What the task requires
Search the data below for the word "JSON" and copy each line that holds it.

[Dataset records]

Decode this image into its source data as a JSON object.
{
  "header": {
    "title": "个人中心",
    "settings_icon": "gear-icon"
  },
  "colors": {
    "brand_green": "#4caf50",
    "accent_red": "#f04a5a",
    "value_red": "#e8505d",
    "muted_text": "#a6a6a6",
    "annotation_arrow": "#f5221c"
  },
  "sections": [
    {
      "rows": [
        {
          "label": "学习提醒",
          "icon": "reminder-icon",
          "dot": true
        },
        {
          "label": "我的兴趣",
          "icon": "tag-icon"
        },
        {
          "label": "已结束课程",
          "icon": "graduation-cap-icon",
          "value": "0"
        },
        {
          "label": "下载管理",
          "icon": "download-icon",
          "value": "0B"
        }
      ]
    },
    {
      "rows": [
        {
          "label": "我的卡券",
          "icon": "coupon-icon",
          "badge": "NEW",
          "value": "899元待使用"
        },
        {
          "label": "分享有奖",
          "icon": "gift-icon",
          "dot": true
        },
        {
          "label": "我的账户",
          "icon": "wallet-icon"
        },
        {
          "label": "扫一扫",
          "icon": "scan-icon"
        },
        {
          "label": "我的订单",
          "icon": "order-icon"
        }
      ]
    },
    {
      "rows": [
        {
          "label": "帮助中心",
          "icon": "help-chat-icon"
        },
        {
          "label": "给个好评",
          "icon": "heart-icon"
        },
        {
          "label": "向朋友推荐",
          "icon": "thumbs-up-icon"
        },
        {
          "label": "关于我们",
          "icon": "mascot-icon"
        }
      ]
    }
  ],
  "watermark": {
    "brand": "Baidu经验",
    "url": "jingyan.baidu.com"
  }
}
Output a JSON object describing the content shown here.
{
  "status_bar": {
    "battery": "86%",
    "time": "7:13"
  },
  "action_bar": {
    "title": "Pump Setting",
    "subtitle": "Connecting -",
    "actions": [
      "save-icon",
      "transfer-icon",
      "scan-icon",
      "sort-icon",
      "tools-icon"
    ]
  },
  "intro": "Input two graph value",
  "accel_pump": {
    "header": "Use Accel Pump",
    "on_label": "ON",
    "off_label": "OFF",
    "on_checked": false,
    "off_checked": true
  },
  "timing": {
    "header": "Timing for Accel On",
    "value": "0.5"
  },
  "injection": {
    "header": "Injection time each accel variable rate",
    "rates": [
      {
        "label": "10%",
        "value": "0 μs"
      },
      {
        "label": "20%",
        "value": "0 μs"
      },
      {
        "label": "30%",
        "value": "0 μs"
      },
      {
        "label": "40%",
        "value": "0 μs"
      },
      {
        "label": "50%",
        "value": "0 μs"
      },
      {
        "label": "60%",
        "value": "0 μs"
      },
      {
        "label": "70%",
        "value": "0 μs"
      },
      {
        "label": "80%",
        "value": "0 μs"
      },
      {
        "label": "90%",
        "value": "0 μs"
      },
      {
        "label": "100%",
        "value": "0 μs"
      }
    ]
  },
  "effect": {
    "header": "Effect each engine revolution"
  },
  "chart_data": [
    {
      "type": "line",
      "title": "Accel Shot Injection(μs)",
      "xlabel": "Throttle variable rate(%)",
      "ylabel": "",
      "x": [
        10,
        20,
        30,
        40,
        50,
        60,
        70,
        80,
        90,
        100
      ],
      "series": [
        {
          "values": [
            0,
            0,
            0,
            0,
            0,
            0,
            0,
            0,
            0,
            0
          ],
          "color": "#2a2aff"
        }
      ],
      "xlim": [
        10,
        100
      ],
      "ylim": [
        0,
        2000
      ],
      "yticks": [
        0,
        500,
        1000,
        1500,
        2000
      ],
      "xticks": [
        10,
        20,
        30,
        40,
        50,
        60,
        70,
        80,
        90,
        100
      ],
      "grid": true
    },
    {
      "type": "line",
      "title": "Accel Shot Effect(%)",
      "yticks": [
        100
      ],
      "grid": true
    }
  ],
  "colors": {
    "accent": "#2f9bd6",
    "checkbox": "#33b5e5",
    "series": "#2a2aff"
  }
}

Task solution
Decode this image into its source data as a JSON object.
Output a JSON object describing the content shown here.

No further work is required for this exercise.